**STATED EXERCISE**
Write out the records word for word, with no pictures.

Records from a dataset
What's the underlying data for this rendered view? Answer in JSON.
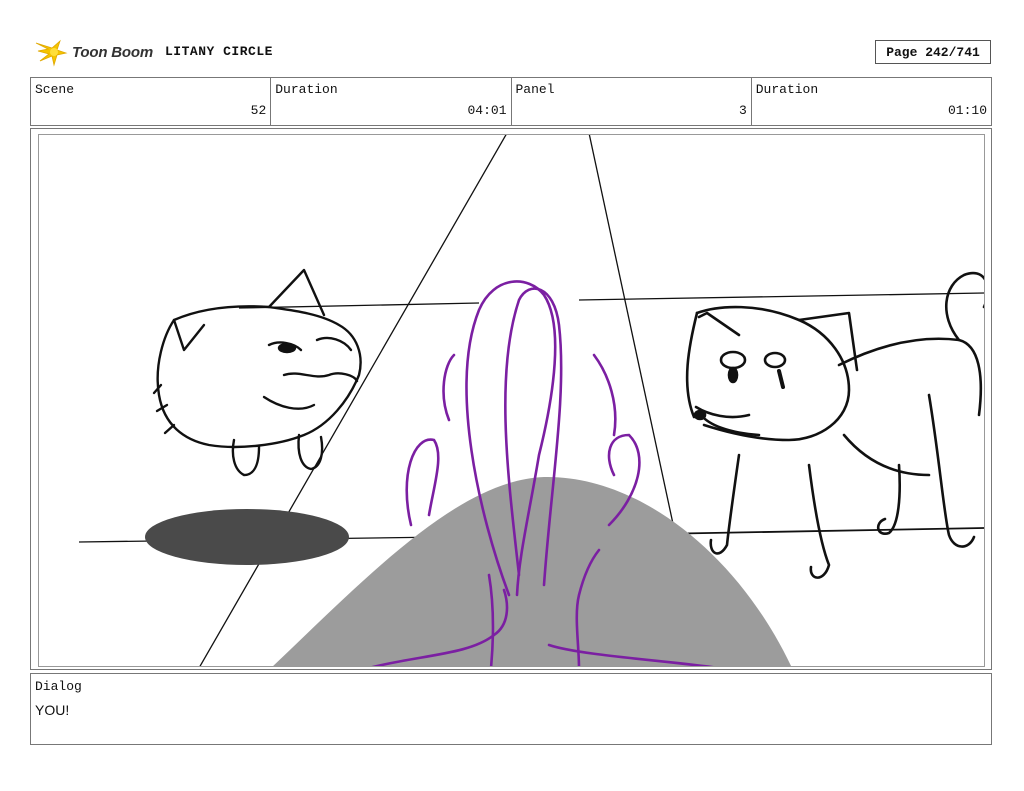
{
  "header": {
    "logo_text": "Toon Boom",
    "project_title": "LITANY CIRCLE",
    "page_label": "Page 242/741"
  },
  "info": {
    "scene_label": "Scene",
    "scene_value": "52",
    "duration_label": "Duration",
    "duration_value": "04:01",
    "panel_label": "Panel",
    "panel_value": "3",
    "panel_duration_label": "Duration",
    "panel_duration_value": "01:10"
  },
  "dialog": {
    "label": "Dialog",
    "text": "YOU!"
  },
  "colors": {
    "shadow_dark": "#4a4a4a",
    "mound_gray": "#9c9c9c",
    "plume_purple": "#7b1fa2",
    "logo_yellow": "#f5c400"
  },
  "icons": {
    "logo": "toon-boom-star-icon"
  }
}
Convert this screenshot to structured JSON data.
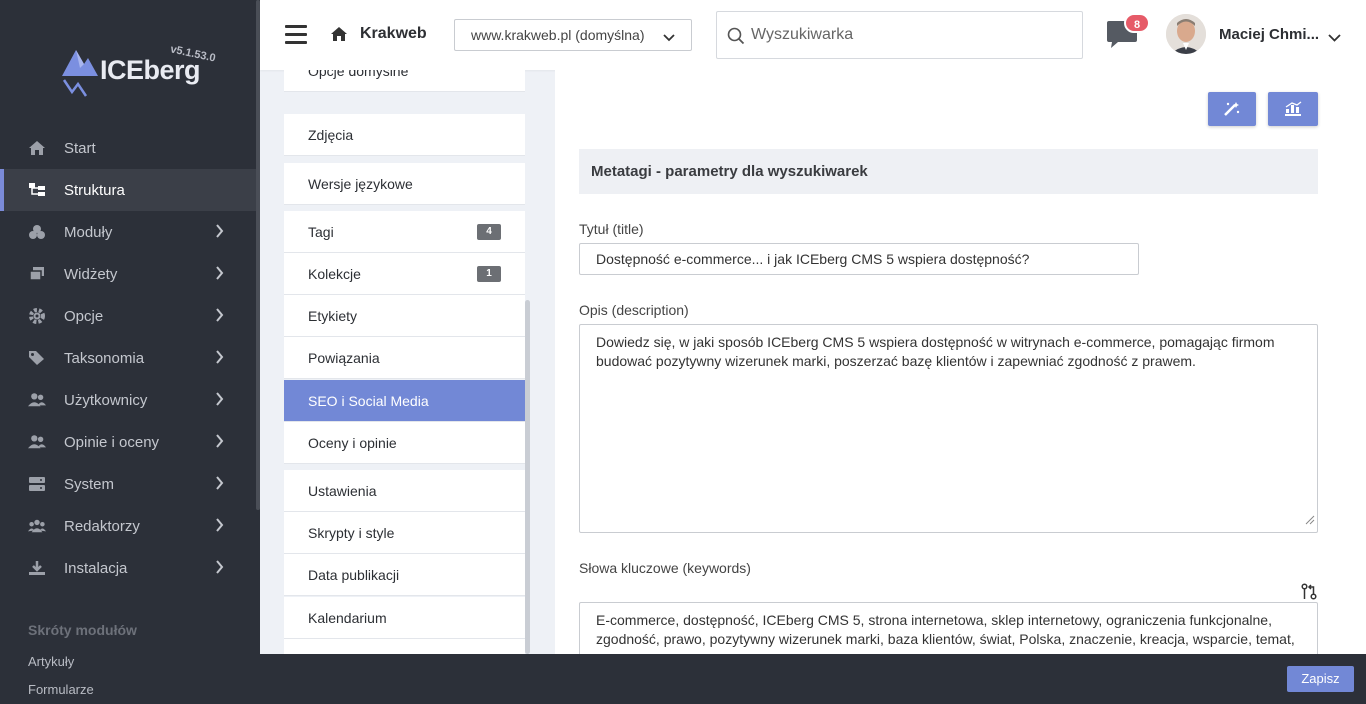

**TASK RESULT**
What's the underlying data for this rendered view? Answer in JSON.
{
  "header": {
    "logo_text": "Toon Boom",
    "project_title": "LITANY CIRCLE",
    "page_label": "Page 242/741"
  },
  "info": {
    "scene_label": "Scene",
    "scene_value": "52",
    "duration_label": "Duration",
    "duration_value": "04:01",
    "panel_label": "Panel",
    "panel_value": "3",
    "panel_duration_label": "Duration",
    "panel_duration_value": "01:10"
  },
  "dialog": {
    "label": "Dialog",
    "text": "YOU!"
  },
  "colors": {
    "shadow_dark": "#4a4a4a",
    "mound_gray": "#9c9c9c",
    "plume_purple": "#7b1fa2",
    "logo_yellow": "#f5c400"
  },
  "icons": {
    "logo": "toon-boom-star-icon"
  }
}
Convert this screenshot to structured JSON data.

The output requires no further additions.